— STATED GOAL —
Print the listing that follows, character for character.

--- PROVIDED DATA ---

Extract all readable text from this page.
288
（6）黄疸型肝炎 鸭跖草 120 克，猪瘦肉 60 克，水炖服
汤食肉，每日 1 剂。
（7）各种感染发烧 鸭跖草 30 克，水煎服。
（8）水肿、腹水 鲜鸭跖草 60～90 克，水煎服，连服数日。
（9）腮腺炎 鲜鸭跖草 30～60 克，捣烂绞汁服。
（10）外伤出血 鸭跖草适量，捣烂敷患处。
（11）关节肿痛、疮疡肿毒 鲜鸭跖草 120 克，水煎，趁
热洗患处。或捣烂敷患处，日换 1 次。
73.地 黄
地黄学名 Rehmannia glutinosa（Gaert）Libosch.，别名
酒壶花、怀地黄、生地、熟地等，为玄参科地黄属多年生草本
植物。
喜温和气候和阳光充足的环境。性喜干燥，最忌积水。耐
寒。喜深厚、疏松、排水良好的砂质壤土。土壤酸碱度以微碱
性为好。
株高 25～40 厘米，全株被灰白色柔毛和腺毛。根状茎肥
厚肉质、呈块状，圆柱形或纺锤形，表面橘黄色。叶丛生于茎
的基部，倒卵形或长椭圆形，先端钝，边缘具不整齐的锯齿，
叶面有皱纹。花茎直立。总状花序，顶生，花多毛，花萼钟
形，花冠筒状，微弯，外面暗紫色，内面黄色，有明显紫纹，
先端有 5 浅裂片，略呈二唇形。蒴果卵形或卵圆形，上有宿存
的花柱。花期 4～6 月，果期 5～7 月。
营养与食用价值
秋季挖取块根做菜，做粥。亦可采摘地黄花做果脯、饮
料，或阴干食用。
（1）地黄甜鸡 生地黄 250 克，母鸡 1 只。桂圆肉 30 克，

---

— CORRECT ANSWER —
Extract all readable text from this page.
288
（6）黄疸型肝炎 鸭跖草 120 克，猪瘦肉 60 克，水炖服
汤食肉，每日 1 剂。
（7）各种感染发烧 鸭跖草 30 克，水煎服。
（8）水肿、腹水 鲜鸭跖草 60～90 克，水煎服，连服数日。
（9）腮腺炎 鲜鸭跖草 30～60 克，捣烂绞汁服。
（10）外伤出血 鸭跖草适量，捣烂敷患处。
（11）关节肿痛、疮疡肿毒 鲜鸭跖草 120 克，水煎，趁
热洗患处。或捣烂敷患处，日换 1 次。
73.地 黄
地黄学名 Rehmannia glutinosa（Gaert）Libosch.，别名
酒壶花、怀地黄、生地、熟地等，为玄参科地黄属多年生草本
植物。
喜温和气候和阳光充足的环境。性喜干燥，最忌积水。耐
寒。喜深厚、疏松、排水良好的砂质壤土。土壤酸碱度以微碱
性为好。
株高 25～40 厘米，全株被灰白色柔毛和腺毛。根状茎肥
厚肉质、呈块状，圆柱形或纺锤形，表面橘黄色。叶丛生于茎
的基部，倒卵形或长椭圆形，先端钝，边缘具不整齐的锯齿，
叶面有皱纹。花茎直立。总状花序，顶生，花多毛，花萼钟
形，花冠筒状，微弯，外面暗紫色，内面黄色，有明显紫纹，
先端有 5 浅裂片，略呈二唇形。蒴果卵形或卵圆形，上有宿存
的花柱。花期 4～6 月，果期 5～7 月。
营养与食用价值
秋季挖取块根做菜，做粥。亦可采摘地黄花做果脯、饮
料，或阴干食用。
（1）地黄甜鸡 生地黄 250 克，母鸡 1 只。桂圆肉 30 克，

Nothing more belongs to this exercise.